[发明专利]一种重组人胰岛素的工业制备方法

说明书

技术领域

本发明涉及生物医药领域，具体是指一种重组人胰岛素的工业制备方法。

背景技术

随着生物技术的迅猛发展，基因工程重组人胰岛素面世，较动物来源胰岛素优势更加明显，与人体内胰岛素的序列完全一致，且纯度更高，含宿主蛋白少，安全无毒副作用。

现有的人胰岛素的制取方法，工序复杂，对原料及设备要求较高，无法适应批量化生产的需要。

发明内容

本发明的目的在于提供一种重组人胰岛素的工业制备方法，简化工艺流程，提高生产效率，改进产品品质，适应工业制备需求。

所给材料:

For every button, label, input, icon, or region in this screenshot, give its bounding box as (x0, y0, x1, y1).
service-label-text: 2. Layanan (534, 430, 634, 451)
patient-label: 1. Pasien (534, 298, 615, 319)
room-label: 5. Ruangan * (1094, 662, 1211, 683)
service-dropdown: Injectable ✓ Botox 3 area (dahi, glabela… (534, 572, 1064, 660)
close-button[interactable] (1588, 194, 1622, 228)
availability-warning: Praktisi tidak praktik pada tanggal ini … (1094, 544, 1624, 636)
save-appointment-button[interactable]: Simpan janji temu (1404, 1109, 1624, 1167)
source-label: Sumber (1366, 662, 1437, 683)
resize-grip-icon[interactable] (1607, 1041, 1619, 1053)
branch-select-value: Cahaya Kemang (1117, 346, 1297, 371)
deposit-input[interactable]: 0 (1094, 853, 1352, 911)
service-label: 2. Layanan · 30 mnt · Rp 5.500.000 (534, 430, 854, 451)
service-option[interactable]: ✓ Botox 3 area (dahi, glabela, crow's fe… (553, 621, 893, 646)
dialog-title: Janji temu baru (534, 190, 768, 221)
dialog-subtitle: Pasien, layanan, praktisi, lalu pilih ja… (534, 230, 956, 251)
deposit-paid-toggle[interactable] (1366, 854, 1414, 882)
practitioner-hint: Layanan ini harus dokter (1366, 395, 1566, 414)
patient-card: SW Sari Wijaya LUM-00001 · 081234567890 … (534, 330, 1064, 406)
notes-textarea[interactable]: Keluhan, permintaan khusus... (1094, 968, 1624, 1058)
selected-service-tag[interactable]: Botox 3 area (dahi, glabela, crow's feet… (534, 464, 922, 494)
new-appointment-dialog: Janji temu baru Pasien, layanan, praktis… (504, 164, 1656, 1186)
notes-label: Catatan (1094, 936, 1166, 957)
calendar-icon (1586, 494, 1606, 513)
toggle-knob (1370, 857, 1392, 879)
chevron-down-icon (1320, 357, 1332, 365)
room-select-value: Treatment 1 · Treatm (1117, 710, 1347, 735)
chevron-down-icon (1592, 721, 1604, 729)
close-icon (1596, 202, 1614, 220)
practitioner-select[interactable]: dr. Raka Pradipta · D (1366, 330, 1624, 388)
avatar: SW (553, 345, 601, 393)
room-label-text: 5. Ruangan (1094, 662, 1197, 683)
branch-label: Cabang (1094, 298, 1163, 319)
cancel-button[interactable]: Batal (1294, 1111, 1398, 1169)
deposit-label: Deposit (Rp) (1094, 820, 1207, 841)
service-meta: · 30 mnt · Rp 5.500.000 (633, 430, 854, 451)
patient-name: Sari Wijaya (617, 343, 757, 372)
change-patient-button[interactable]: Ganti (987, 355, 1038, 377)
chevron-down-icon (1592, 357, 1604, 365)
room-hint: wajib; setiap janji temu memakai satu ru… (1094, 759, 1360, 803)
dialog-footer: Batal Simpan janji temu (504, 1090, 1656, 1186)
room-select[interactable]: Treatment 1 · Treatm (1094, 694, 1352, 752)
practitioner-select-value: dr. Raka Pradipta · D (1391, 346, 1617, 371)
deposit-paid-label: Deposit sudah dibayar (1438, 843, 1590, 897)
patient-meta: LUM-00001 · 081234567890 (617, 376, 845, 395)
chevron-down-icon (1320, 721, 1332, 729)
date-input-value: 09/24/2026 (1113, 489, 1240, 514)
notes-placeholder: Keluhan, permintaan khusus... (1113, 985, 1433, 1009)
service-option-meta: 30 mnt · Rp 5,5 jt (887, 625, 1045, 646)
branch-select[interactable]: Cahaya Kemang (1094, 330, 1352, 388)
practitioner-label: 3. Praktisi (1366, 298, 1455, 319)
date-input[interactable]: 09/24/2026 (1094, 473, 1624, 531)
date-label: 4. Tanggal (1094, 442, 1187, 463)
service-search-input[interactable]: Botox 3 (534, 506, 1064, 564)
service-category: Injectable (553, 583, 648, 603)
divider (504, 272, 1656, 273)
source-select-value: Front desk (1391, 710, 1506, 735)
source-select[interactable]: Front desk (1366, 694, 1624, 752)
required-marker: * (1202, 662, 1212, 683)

任务要求: 从重组人胰岛素专利文本中，把以含有“随着生物技术的迅猛发展，基因”的语句开头、以“产品品质，适应工业制备需求。”结尾的部分一字不改地复制下来。

任务解答:
随着生物技术的迅猛发展，基因工程重组人胰岛素面世，较动物来源胰岛素优势更加明显，与人体内胰岛素的序列完全一致，且纯度更高，含宿主蛋白少，安全无毒副作用。

现有的人胰岛素的制取方法，工序复杂，对原料及设备要求较高，无法适应批量化生产的需要。

发明内容

本发明的目的在于提供一种重组人胰岛素的工业制备方法，简化工艺流程，提高生产效率，改进产品品质，适应工业制备需求。